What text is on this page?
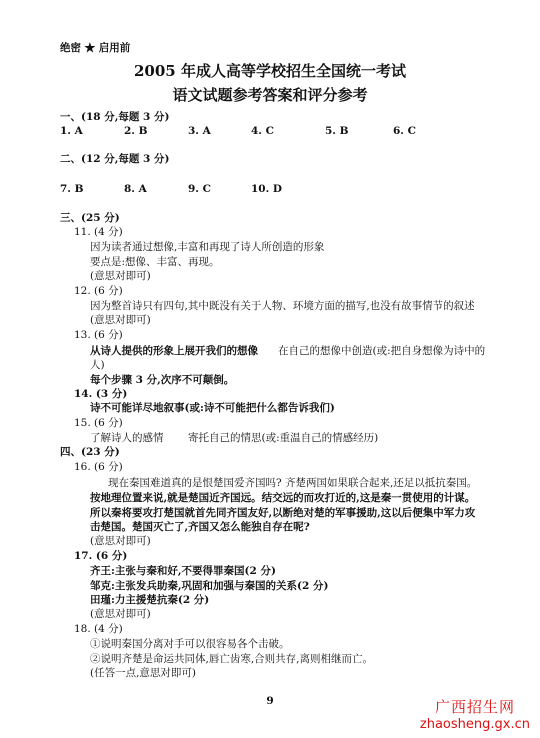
绝密 ★ 启用前
2005 年成人高等学校招生全国统一考试
语文试题参考答案和评分参考
一、(18 分,每题 3 分)
1. A	2. B	3. A	4. C	5. B	6. C
二、(12 分,每题 3 分)
7. B	8. A	9. C	10. D
三、(25 分)
11. (4 分)
因为读者通过想像,丰富和再现了诗人所创造的形象
要点是:想像、丰富、再现。
(意思对即可)
12. (6 分)
因为整首诗只有四句,其中既没有关于人物、环境方面的描写,也没有故事情节的叙述
(意思对即可)
13. (6 分)
从诗人提供的形象上展开我们的想像 在自己的想像中创造(或:把自身想像为诗中的
人)
每个步骤 3 分,次序不可颠倒。
14. (3 分)
诗不可能详尽地叙事(或:诗不可能把什么都告诉我们)
15. (6 分)
了解诗人的感情 寄托自己的情思(或:重温自己的情感经历)
四、(23 分)
16. (6 分)
现在秦国难道真的是恨楚国爱齐国吗? 齐楚两国如果联合起来,还足以抵抗秦国。
按地理位置来说,就是楚国近齐国远。结交远的而攻打近的,这是秦一贯使用的计谋。
所以秦将要攻打楚国就首先同齐国友好,以断绝对楚的军事援助,这以后便集中军力攻
击楚国。楚国灭亡了,齐国又怎么能独自存在呢?
(意思对即可)
17. (6 分)
齐王:主张与秦和好,不要得罪秦国(2 分)
邹克:主张发兵助秦,巩固和加强与秦国的关系(2 分)
田瑾:力主援楚抗秦(2 分)
(意思对即可)
18. (4 分)
①说明秦国分离对手可以很容易各个击破。
②说明齐楚是命运共同体,唇亡齿寒,合则共存,离则相继而亡。
(任答一点,意思对即可)
9	广西招生网
zhaosheng.gx.cn
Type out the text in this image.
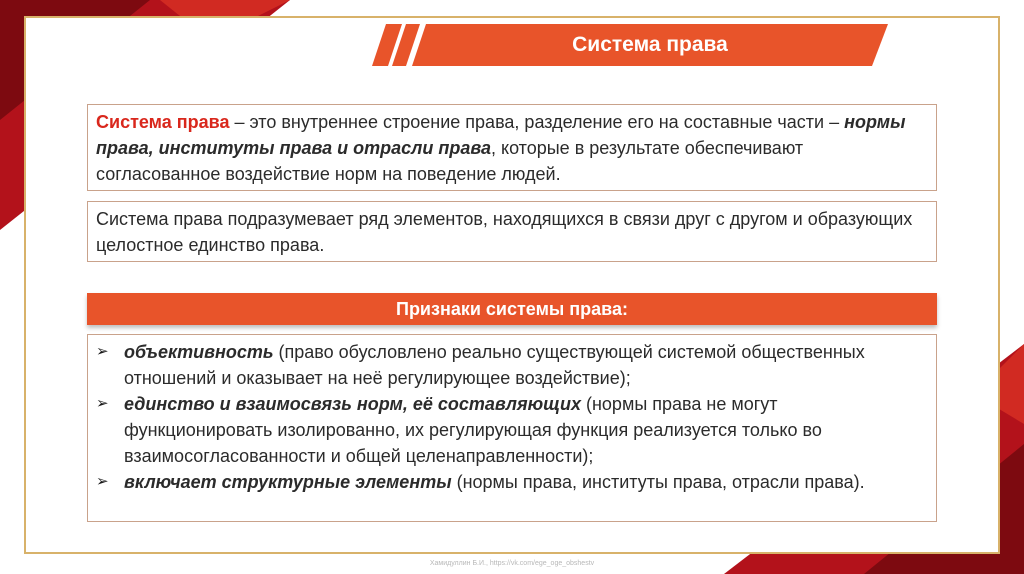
Система права
Система права – это внутреннее строение права, разделение его на составные части – нормы права, институты права и отрасли права, которые в результате обеспечивают согласованное воздействие норм на поведение людей.
Система права подразумевает ряд элементов, находящихся в связи друг с другом и образующих целостное единство права.
Признаки системы права:
➢ объективность (право обусловлено реально существующей системой общественных отношений и оказывает на неё регулирующее воздействие);
➢ единство и взаимосвязь норм, её составляющих (нормы права не могут функционировать изолированно, их регулирующая функция реализуется только во взаимосогласованности и общей целенаправленности);
➢ включает структурные элементы (нормы права, институты права, отрасли права).
Хамидуллин Б.И., https://vk.com/ege_oge_obshestv
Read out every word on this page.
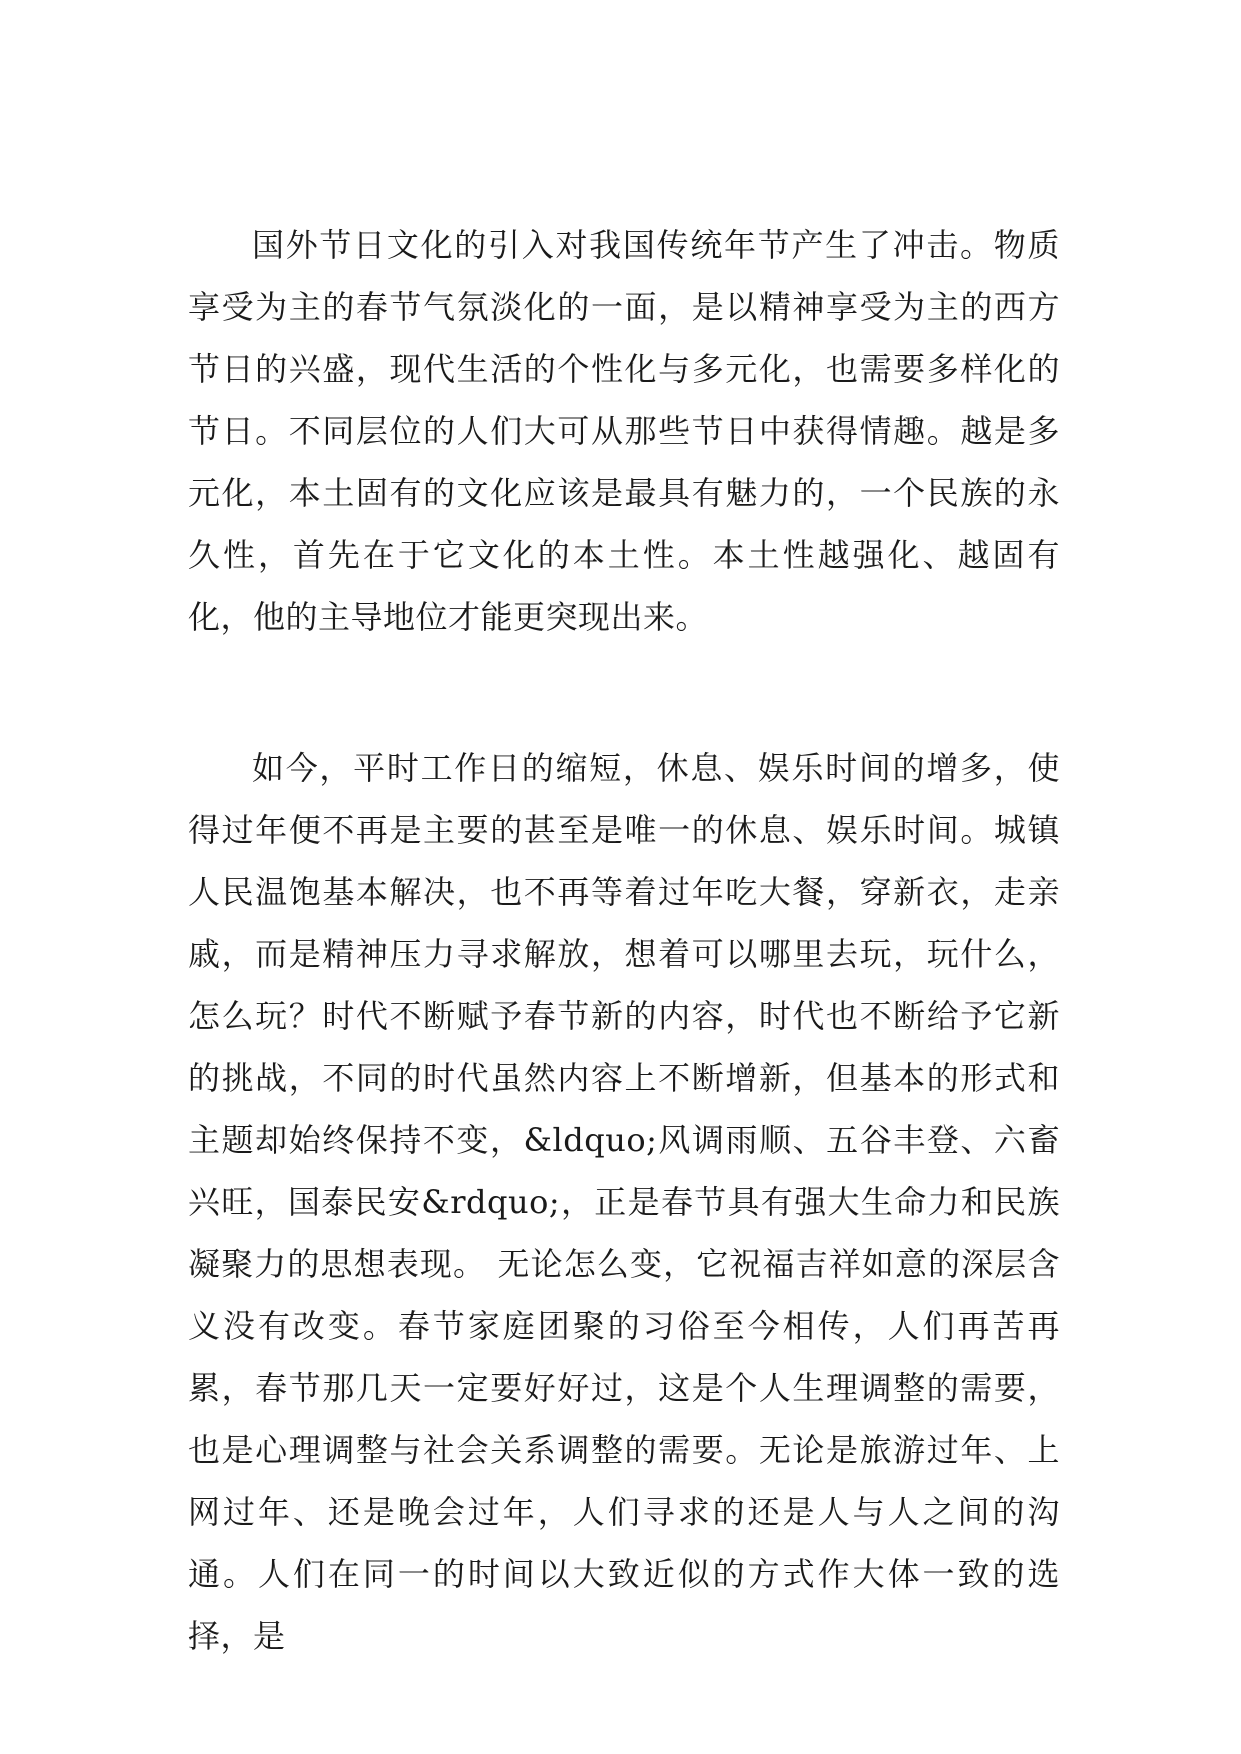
国外节日文化的引入对我国传统年节产生了冲击。物质享受为主的春节气氛淡化的一面，是以精神享受为主的西方节日的兴盛，现代生活的个性化与多元化，也需要多样化的节日。不同层位的人们大可从那些节日中获得情趣。越是多元化，本土固有的文化应该是最具有魅力的，一个民族的永久性，首先在于它文化的本土性。本土性越强化、越固有化，他的主导地位才能更突现出来。

如今，平时工作日的缩短，休息、娱乐时间的增多，使得过年便不再是主要的甚至是唯一的休息、娱乐时间。城镇人民温饱基本解决，也不再等着过年吃大餐，穿新衣，走亲戚，而是精神压力寻求解放，想着可以哪里去玩，玩什么，怎么玩？时代不断赋予春节新的内容，时代也不断给予它新的挑战，不同的时代虽然内容上不断增新，但基本的形式和主题却始终保持不变，&ldquo;风调雨顺、五谷丰登、六畜兴旺，国泰民安&rdquo;，正是春节具有强大生命力和民族凝聚力的思想表现。 无论怎么变，它祝福吉祥如意的深层含义没有改变。春节家庭团聚的习俗至今相传，人们再苦再累，春节那几天一定要好好过，这是个人生理调整的需要，也是心理调整与社会关系调整的需要。无论是旅游过年、上网过年、还是晚会过年，人们寻求的还是人与人之间的沟通。人们在同一的时间以大致近似的方式作大体一致的选择，是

Stated exercise | Copy each line in full and exactly, omitting any picture.

Output for this exercise |
What text is on this page?
绝密 ★ 启用前
2005 年成人高等学校招生全国统一考试
语文试题参考答案和评分参考
一、(18 分,每题 3 分)
1. A	2. B	3. A	4. C	5. B	6. C
二、(12 分,每题 3 分)
7. B	8. A	9. C	10. D
三、(25 分)
11. (4 分)
因为读者通过想像,丰富和再现了诗人所创造的形象
要点是:想像、丰富、再现。
(意思对即可)
12. (6 分)
因为整首诗只有四句,其中既没有关于人物、环境方面的描写,也没有故事情节的叙述
(意思对即可)
13. (6 分)
从诗人提供的形象上展开我们的想像 在自己的想像中创造(或:把自身想像为诗中的
人)
每个步骤 3 分,次序不可颠倒。
14. (3 分)
诗不可能详尽地叙事(或:诗不可能把什么都告诉我们)
15. (6 分)
了解诗人的感情 寄托自己的情思(或:重温自己的情感经历)
四、(23 分)
16. (6 分)
现在秦国难道真的是恨楚国爱齐国吗? 齐楚两国如果联合起来,还足以抵抗秦国。
按地理位置来说,就是楚国近齐国远。结交远的而攻打近的,这是秦一贯使用的计谋。
所以秦将要攻打楚国就首先同齐国友好,以断绝对楚的军事援助,这以后便集中军力攻
击楚国。楚国灭亡了,齐国又怎么能独自存在呢?
(意思对即可)
17. (6 分)
齐王:主张与秦和好,不要得罪秦国(2 分)
邹克:主张发兵助秦,巩固和加强与秦国的关系(2 分)
田瑾:力主援楚抗秦(2 分)
(意思对即可)
18. (4 分)
①说明秦国分离对手可以很容易各个击破。
②说明齐楚是命运共同体,唇亡齿寒,合则共存,离则相继而亡。
(任答一点,意思对即可)
9	广西招生网
zhaosheng.gx.cn
Type out the text in this image.
Система права
Система права – это внутреннее строение права, разделение его на составные части – нормы права, институты права и отрасли права, которые в результате обеспечивают согласованное воздействие норм на поведение людей.
Система права подразумевает ряд элементов, находящихся в связи друг с другом и образующих целостное единство права.
Признаки системы права:
➢ объективность (право обусловлено реально существующей системой общественных отношений и оказывает на неё регулирующее воздействие);
➢ единство и взаимосвязь норм, её составляющих (нормы права не могут функционировать изолированно, их регулирующая функция реализуется только во взаимосогласованности и общей целенаправленности);
➢ включает структурные элементы (нормы права, институты права, отрасли права).
Хамидуллин Б.И., https://vk.com/ege_oge_obshestv
Read out every word on this page.
国外节日文化的引入对我国传统年节产生了冲击。物质享受为主的春节气氛淡化的一面，是以精神享受为主的西方节日的兴盛，现代生活的个性化与多元化，也需要多样化的节日。不同层位的人们大可从那些节日中获得情趣。越是多元化，本土固有的文化应该是最具有魅力的，一个民族的永久性，首先在于它文化的本土性。本土性越强化、越固有化，他的主导地位才能更突现出来。

如今，平时工作日的缩短，休息、娱乐时间的增多，使得过年便不再是主要的甚至是唯一的休息、娱乐时间。城镇人民温饱基本解决，也不再等着过年吃大餐，穿新衣，走亲戚，而是精神压力寻求解放，想着可以哪里去玩，玩什么，怎么玩？时代不断赋予春节新的内容，时代也不断给予它新的挑战，不同的时代虽然内容上不断增新，但基本的形式和主题却始终保持不变，&ldquo;风调雨顺、五谷丰登、六畜兴旺，国泰民安&rdquo;，正是春节具有强大生命力和民族凝聚力的思想表现。 无论怎么变，它祝福吉祥如意的深层含义没有改变。春节家庭团聚的习俗至今相传，人们再苦再累，春节那几天一定要好好过，这是个人生理调整的需要，也是心理调整与社会关系调整的需要。无论是旅游过年、上网过年、还是晚会过年，人们寻求的还是人与人之间的沟通。人们在同一的时间以大致近似的方式作大体一致的选择，是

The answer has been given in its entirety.